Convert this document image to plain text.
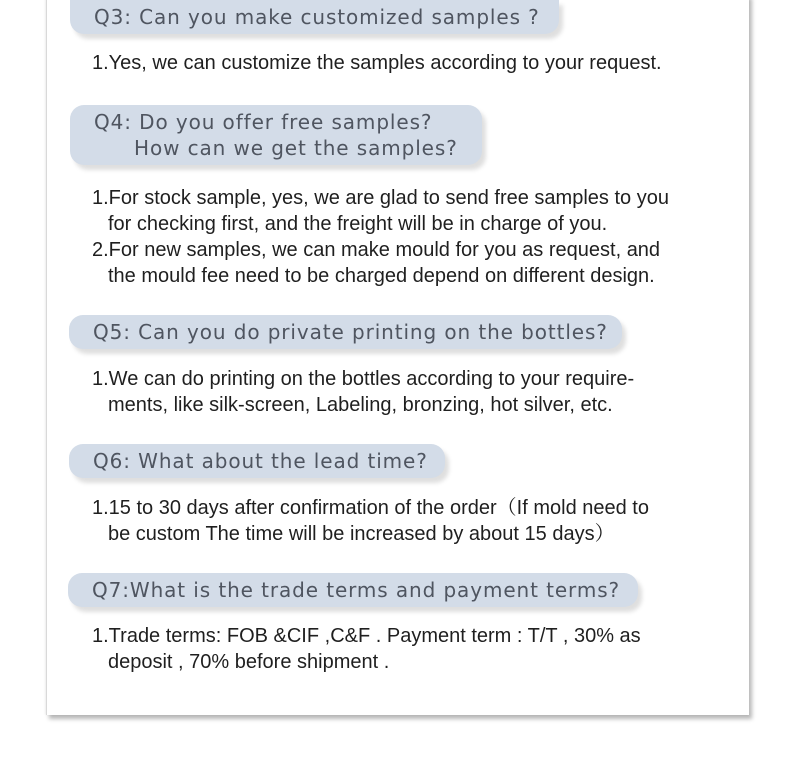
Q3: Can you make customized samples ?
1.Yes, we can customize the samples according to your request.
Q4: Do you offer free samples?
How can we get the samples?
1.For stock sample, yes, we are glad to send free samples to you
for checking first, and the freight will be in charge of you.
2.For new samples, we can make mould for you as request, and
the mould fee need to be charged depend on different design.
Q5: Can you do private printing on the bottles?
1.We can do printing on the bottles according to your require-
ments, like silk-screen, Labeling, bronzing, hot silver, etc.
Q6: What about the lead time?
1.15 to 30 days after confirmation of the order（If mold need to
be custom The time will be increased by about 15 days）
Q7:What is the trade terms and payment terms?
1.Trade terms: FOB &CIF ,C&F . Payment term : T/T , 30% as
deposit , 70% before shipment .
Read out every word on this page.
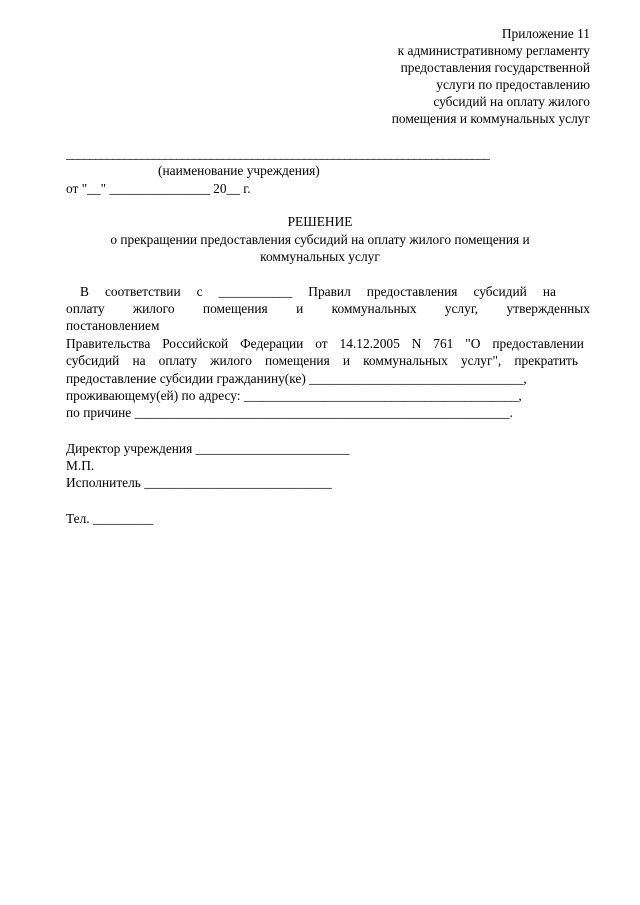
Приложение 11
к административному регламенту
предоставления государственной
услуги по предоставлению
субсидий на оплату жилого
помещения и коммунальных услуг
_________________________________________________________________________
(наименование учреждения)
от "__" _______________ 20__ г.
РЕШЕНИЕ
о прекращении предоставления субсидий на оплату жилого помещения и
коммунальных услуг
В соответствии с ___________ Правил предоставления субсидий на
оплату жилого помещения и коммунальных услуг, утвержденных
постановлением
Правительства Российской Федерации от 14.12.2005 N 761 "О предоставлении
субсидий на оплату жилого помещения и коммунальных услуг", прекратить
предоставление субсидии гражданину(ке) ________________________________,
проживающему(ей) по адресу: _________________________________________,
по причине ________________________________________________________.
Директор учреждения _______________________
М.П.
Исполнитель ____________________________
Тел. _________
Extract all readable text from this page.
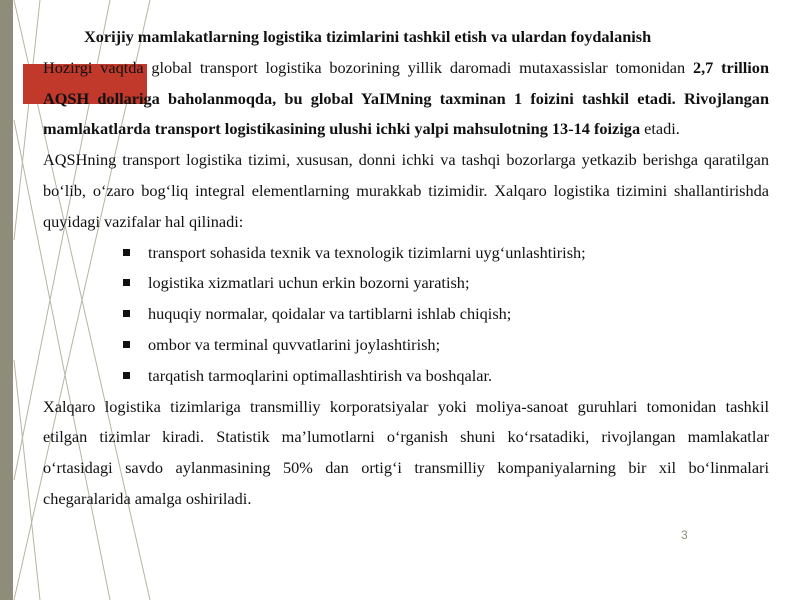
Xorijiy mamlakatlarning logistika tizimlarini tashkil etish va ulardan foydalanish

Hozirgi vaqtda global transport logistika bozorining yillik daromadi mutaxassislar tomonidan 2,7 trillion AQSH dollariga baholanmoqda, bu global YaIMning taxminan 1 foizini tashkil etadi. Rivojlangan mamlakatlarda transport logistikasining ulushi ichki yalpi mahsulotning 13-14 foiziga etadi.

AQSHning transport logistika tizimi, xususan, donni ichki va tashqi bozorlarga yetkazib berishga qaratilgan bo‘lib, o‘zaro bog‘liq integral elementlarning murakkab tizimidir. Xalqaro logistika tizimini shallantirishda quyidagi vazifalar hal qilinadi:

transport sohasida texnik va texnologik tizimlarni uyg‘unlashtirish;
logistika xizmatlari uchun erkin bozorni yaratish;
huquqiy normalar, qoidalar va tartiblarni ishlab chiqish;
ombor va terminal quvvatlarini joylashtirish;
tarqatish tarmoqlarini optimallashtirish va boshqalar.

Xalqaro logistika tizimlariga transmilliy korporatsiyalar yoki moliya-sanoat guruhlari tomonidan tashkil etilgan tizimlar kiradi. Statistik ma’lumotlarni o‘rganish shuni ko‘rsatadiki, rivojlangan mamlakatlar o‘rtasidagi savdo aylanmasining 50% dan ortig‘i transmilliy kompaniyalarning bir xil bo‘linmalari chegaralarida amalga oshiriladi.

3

——————

| Stated exercise |
Copy each line above where the string "free" occurs.

| Solution for this task |
Q4: Do you offer free samples?
1.For stock sample, yes, we are glad to send free samples to you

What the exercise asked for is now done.